Exercise -> Reproduce verbatim the rows that begin with the line containing "sym-button[interactable]: SYM bbox=[308, 3, 336, 18]" and end with the line containing "svd-button[interactable]: SVD bbox=[280, 3, 308, 18]", including both of those lines.

Supplied data ->
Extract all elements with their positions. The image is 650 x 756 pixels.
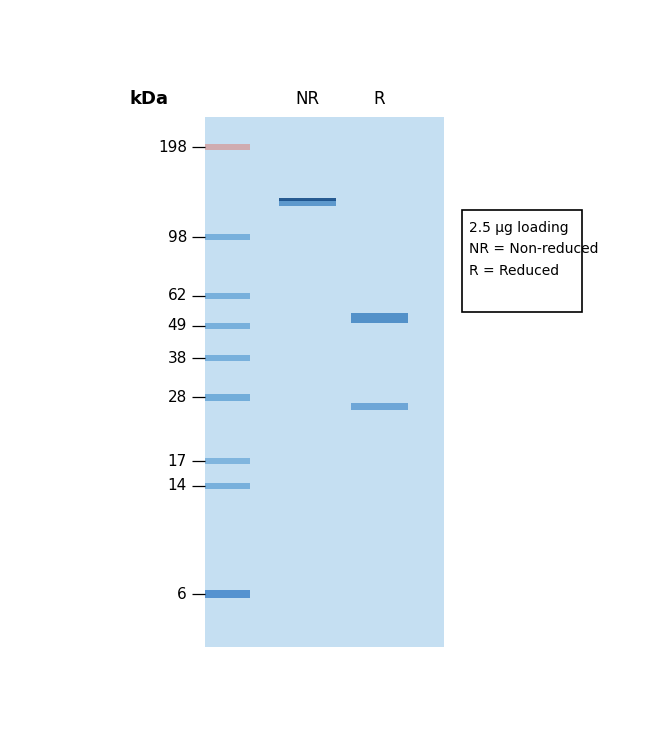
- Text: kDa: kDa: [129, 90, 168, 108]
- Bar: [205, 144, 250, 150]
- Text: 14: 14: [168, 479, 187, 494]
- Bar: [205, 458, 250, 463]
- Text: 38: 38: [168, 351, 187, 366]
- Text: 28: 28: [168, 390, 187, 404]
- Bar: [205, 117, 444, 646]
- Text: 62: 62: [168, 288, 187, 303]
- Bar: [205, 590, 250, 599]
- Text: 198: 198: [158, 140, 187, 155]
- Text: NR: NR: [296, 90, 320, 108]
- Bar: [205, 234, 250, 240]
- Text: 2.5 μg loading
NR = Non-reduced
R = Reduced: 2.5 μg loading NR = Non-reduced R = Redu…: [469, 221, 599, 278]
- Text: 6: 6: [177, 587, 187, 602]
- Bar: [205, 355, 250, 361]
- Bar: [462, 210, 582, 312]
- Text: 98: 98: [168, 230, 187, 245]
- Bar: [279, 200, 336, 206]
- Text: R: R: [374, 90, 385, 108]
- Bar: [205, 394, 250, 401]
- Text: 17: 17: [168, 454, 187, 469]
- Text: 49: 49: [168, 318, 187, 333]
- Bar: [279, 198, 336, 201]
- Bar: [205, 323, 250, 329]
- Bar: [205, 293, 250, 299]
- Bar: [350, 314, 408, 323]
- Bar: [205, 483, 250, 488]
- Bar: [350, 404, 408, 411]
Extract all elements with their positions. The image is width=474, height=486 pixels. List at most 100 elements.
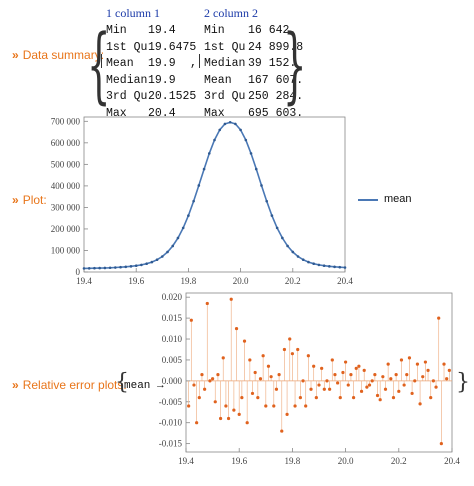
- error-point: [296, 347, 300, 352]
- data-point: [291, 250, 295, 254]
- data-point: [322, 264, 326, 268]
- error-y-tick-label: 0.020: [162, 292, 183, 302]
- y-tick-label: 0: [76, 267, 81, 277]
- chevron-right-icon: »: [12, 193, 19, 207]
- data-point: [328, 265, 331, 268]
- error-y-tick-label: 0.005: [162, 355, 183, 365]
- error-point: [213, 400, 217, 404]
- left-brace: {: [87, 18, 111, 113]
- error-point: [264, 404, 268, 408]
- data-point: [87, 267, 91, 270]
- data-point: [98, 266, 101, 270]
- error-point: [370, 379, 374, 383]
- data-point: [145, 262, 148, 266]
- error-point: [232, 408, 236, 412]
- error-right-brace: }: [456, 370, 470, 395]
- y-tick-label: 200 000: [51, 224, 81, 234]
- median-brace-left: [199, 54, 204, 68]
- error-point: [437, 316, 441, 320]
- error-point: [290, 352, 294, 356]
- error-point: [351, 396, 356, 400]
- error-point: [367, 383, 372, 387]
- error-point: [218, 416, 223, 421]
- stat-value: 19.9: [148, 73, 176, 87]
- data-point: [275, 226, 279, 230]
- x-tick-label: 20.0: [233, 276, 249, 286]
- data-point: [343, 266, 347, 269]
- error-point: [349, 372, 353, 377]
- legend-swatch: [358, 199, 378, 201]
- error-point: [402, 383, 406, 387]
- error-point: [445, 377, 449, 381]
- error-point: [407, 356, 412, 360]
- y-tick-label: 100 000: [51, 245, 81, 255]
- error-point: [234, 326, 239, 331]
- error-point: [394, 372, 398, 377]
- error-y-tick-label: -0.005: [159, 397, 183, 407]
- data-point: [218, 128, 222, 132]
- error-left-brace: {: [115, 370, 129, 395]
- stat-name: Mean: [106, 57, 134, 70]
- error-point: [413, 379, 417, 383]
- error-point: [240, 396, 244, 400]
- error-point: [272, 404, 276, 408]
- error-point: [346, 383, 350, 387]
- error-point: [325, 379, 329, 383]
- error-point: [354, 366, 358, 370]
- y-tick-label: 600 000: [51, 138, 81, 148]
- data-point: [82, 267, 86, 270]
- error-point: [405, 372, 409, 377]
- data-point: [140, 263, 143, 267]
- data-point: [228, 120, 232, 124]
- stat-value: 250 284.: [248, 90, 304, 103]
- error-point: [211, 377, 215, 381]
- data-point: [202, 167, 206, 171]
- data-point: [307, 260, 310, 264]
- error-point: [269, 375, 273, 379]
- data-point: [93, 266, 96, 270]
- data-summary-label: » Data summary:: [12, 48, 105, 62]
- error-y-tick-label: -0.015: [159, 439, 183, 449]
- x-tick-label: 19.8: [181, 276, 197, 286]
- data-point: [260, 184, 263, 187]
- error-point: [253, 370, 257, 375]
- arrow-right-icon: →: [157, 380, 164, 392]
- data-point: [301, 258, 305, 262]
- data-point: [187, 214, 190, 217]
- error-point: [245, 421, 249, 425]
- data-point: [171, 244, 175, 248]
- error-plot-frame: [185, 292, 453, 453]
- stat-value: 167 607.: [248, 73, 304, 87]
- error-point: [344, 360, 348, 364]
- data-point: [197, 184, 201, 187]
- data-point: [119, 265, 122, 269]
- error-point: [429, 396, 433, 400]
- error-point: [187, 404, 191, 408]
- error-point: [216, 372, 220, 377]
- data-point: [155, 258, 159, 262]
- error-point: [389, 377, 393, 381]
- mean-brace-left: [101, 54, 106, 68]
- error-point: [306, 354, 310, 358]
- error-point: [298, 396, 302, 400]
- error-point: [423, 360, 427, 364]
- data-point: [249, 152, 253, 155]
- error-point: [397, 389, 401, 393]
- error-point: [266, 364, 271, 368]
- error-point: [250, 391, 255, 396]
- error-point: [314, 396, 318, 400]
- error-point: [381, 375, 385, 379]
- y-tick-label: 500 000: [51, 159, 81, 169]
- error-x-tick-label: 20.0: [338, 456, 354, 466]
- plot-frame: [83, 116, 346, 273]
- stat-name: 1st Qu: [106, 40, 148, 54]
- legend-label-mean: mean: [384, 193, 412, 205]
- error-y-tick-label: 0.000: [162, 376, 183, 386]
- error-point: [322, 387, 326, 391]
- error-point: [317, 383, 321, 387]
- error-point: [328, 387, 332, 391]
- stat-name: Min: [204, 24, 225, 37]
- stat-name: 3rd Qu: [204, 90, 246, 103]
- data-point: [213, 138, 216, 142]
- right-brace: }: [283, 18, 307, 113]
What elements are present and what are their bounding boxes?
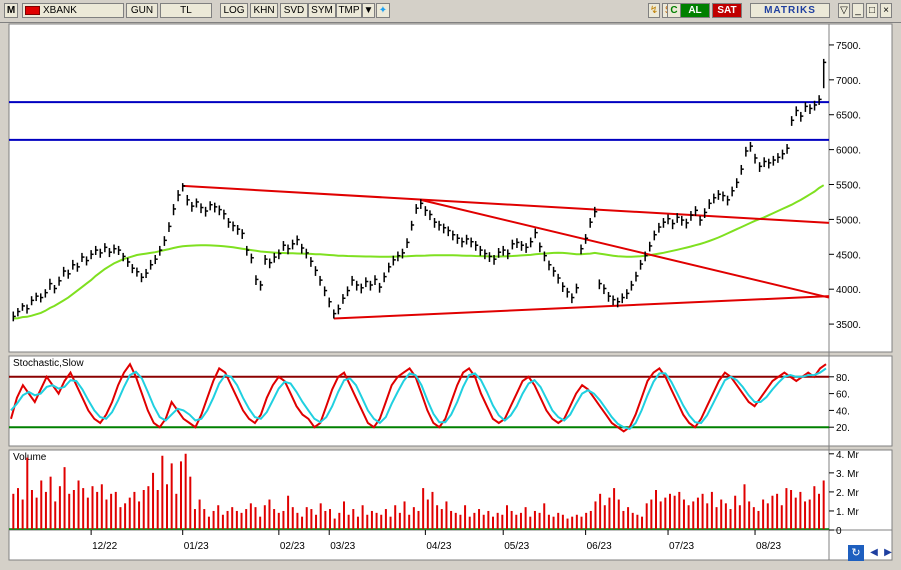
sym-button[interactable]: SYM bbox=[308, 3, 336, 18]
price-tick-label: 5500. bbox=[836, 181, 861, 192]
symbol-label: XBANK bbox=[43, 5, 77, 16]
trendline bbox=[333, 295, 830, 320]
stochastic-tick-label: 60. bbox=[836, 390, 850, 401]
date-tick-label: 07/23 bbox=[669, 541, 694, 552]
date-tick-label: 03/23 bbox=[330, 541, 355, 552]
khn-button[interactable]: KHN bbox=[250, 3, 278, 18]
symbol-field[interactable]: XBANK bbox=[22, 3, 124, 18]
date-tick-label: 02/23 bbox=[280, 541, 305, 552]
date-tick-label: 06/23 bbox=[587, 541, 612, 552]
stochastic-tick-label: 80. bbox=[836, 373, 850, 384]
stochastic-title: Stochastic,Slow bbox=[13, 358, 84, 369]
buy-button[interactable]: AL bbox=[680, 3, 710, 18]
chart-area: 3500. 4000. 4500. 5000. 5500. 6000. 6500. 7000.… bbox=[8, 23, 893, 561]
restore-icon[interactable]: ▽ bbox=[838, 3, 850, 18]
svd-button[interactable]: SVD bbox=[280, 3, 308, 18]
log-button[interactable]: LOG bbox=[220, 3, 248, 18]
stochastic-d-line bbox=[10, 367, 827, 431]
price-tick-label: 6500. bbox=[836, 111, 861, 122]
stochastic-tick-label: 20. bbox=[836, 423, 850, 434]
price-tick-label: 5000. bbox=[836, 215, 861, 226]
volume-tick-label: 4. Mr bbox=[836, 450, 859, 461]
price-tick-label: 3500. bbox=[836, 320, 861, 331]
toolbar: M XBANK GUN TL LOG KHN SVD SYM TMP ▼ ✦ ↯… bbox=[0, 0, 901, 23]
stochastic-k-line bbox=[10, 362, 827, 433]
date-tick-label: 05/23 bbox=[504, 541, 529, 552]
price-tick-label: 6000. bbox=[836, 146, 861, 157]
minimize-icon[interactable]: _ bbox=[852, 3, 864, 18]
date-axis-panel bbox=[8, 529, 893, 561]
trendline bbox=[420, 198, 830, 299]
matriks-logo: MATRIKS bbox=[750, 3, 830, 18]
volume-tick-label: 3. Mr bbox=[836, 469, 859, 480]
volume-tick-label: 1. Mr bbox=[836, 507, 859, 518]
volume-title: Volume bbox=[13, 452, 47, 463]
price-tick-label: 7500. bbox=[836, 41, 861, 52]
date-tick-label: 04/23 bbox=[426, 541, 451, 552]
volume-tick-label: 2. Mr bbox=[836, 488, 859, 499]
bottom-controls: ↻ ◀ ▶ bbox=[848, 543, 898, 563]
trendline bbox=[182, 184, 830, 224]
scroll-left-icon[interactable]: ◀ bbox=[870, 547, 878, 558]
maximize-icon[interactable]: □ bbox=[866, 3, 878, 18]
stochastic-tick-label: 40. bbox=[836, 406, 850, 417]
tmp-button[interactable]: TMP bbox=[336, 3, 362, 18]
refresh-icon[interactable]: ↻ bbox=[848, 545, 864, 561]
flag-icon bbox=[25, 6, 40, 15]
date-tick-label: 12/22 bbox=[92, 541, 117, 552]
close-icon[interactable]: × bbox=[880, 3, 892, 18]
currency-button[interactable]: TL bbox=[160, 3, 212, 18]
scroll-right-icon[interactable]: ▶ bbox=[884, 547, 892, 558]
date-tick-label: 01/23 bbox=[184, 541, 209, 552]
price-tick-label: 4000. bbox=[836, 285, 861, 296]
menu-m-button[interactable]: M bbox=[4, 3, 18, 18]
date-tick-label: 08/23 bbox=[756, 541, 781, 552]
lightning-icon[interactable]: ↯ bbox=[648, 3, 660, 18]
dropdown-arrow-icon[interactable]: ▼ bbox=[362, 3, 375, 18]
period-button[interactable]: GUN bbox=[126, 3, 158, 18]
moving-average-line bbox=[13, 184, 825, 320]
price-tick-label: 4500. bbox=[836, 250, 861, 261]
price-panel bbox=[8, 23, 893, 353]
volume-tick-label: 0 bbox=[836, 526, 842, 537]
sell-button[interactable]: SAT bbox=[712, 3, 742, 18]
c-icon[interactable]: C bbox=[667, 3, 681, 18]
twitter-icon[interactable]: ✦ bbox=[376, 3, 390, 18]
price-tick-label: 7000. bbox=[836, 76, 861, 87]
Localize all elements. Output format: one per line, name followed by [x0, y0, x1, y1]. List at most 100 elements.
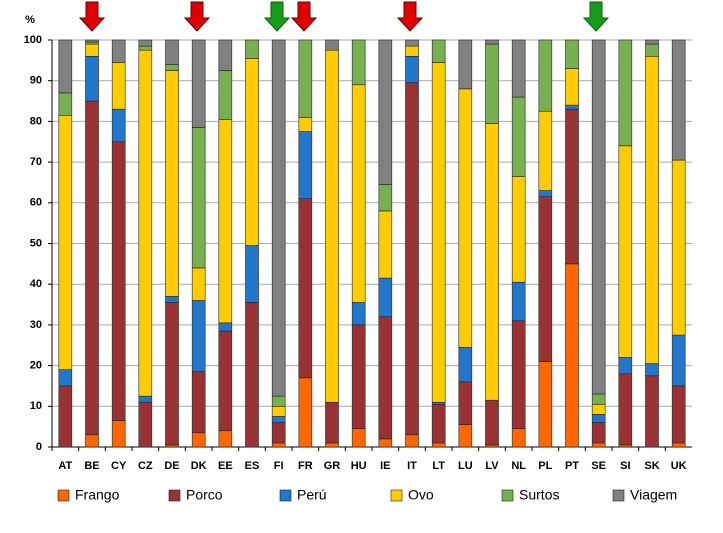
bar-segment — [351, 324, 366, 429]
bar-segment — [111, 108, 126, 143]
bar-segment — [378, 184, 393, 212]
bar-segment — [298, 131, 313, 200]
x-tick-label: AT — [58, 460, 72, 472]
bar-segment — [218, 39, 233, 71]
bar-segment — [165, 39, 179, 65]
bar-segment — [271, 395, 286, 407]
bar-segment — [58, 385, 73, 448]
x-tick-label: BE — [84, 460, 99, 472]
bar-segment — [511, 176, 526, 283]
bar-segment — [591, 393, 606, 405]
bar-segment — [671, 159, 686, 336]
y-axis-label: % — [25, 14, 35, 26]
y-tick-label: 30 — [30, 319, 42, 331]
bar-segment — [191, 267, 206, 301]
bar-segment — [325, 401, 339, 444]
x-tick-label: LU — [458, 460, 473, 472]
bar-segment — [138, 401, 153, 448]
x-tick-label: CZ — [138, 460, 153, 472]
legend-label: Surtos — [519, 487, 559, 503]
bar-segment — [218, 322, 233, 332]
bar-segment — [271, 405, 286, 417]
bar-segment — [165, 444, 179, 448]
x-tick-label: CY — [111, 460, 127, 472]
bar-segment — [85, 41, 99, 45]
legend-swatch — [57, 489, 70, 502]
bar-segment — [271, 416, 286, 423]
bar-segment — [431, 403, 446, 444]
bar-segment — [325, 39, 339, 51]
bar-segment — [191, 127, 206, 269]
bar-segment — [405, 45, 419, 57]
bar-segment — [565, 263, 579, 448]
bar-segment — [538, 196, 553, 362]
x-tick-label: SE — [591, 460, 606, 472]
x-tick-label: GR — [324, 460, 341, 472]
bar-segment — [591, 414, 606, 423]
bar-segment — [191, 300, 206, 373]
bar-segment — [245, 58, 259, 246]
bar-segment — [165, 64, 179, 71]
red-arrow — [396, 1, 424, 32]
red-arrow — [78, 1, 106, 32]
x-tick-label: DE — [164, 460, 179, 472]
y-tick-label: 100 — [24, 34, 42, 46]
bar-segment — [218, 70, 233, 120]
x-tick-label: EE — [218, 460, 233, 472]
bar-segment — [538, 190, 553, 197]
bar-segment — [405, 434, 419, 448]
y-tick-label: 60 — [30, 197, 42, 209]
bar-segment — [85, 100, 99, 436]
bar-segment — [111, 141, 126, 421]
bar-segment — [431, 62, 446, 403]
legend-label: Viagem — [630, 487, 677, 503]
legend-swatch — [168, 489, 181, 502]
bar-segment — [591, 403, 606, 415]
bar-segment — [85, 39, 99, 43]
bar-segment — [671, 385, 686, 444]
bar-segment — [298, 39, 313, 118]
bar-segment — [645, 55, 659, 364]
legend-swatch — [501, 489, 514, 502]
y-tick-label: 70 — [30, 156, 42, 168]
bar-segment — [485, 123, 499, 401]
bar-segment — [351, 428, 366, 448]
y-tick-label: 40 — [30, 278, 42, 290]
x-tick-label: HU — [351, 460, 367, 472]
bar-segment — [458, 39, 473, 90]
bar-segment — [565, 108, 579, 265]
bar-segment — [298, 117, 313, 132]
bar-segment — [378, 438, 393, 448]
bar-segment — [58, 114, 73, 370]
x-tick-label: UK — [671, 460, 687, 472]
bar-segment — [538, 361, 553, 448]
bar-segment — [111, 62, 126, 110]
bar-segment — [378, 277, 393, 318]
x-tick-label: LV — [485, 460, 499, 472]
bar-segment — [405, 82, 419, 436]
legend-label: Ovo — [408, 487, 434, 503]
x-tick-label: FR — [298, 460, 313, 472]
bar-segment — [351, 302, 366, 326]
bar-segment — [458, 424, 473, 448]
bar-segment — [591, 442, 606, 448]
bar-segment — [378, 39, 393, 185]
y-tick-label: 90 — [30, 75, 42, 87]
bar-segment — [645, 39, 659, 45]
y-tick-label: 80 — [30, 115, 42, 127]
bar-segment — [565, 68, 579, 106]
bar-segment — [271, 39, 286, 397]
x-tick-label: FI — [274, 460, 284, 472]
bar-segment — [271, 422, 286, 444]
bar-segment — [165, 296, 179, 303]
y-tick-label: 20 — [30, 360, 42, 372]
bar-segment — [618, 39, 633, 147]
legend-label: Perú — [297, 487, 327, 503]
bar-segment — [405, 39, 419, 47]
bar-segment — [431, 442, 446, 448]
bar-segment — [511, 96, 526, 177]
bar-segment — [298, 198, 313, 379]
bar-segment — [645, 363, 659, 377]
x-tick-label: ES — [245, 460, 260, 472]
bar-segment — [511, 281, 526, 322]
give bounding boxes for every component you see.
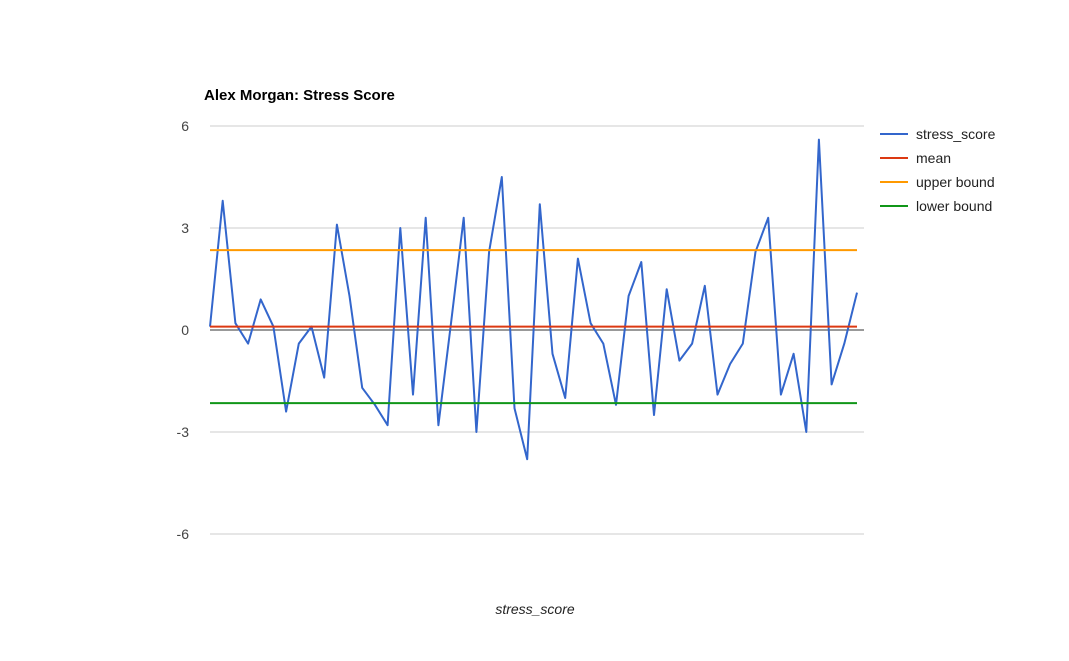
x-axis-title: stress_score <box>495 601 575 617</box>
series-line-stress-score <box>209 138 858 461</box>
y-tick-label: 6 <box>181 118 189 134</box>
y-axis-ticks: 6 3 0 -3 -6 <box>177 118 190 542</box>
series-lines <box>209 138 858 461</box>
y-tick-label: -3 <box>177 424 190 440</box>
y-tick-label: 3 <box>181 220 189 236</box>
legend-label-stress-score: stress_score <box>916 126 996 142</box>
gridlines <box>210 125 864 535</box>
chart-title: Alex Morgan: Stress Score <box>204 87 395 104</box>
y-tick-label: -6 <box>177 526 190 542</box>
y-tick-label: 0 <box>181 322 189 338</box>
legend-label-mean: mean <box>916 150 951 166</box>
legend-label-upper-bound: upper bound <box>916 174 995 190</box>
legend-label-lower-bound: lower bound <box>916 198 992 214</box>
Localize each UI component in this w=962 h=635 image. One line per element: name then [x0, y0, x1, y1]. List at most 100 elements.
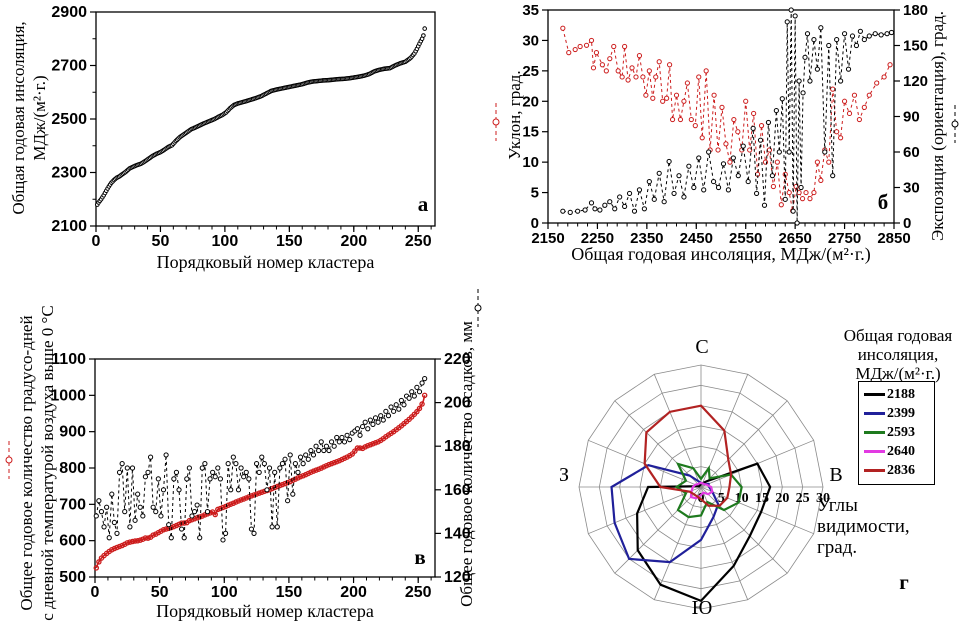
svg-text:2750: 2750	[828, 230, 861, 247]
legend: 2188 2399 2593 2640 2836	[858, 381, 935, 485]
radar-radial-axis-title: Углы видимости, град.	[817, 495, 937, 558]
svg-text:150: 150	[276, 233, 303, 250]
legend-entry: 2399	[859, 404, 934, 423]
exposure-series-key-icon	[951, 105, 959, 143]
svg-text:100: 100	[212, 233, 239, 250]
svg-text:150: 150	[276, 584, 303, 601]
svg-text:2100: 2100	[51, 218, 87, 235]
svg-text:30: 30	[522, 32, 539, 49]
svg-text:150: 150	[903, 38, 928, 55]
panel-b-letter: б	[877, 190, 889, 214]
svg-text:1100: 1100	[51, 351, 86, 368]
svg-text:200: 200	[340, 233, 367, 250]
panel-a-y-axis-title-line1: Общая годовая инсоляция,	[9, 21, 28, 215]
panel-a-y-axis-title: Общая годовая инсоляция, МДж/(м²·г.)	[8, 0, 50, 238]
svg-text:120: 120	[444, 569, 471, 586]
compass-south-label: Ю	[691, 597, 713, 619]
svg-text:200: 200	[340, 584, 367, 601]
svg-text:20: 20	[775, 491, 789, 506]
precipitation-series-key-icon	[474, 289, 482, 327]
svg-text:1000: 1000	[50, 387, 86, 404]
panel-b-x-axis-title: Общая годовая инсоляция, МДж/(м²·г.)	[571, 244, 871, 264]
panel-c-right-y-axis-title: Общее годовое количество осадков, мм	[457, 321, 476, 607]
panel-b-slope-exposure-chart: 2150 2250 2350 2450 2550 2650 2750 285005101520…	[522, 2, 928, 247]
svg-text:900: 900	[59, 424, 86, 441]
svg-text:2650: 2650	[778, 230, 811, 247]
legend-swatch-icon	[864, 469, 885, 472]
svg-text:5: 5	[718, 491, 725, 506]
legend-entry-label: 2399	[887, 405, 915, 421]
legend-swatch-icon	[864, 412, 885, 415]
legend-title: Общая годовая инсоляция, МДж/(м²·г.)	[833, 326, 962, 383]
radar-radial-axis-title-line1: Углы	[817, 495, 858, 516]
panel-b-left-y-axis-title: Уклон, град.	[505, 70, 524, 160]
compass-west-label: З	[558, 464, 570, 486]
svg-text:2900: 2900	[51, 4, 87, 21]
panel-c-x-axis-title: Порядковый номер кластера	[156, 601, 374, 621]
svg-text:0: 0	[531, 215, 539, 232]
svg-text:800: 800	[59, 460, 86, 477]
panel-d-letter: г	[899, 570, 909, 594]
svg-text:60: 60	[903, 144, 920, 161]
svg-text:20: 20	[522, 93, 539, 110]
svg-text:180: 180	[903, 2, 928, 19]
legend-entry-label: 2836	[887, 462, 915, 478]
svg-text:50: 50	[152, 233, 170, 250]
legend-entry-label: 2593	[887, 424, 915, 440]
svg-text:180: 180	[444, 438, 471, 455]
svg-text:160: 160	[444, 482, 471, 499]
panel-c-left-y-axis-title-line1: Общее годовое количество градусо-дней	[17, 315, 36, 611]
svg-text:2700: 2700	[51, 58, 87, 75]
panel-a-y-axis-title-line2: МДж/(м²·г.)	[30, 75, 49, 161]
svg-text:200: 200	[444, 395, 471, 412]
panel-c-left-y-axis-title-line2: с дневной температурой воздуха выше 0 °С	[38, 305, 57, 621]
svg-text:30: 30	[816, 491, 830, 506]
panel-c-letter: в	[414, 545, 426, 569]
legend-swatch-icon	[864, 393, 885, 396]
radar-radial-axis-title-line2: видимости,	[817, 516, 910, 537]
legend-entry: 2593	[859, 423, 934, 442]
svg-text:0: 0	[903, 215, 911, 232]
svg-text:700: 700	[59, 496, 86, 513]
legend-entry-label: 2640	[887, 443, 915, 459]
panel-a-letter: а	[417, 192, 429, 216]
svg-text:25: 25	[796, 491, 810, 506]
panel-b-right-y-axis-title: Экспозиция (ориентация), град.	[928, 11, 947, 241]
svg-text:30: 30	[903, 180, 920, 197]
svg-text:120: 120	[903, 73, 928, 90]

Answer for the task ->
sym-button[interactable]: SYM bbox=[308, 3, 336, 18]
price-tick-label: 5500. bbox=[836, 181, 861, 192]
symbol-label: XBANK bbox=[43, 5, 77, 16]
trendline bbox=[333, 295, 830, 320]
stochastic-tick-label: 60. bbox=[836, 390, 850, 401]
date-tick-label: 07/23 bbox=[669, 541, 694, 552]
date-tick-label: 03/23 bbox=[330, 541, 355, 552]
khn-button[interactable]: KHN bbox=[250, 3, 278, 18]
symbol-field[interactable]: XBANK bbox=[22, 3, 124, 18]
date-tick-label: 02/23 bbox=[280, 541, 305, 552]
date-tick-label: 06/23 bbox=[587, 541, 612, 552]
stochastic-tick-label: 80. bbox=[836, 373, 850, 384]
stochastic-title: Stochastic,Slow bbox=[13, 358, 84, 369]
buy-button[interactable]: AL bbox=[680, 3, 710, 18]
chart-area: 3500. 4000. 4500. 5000. 5500. 6000. 6500. 7000.… bbox=[8, 23, 893, 561]
restore-icon[interactable]: ▽ bbox=[838, 3, 850, 18]
svd-button[interactable]: SVD bbox=[280, 3, 308, 18]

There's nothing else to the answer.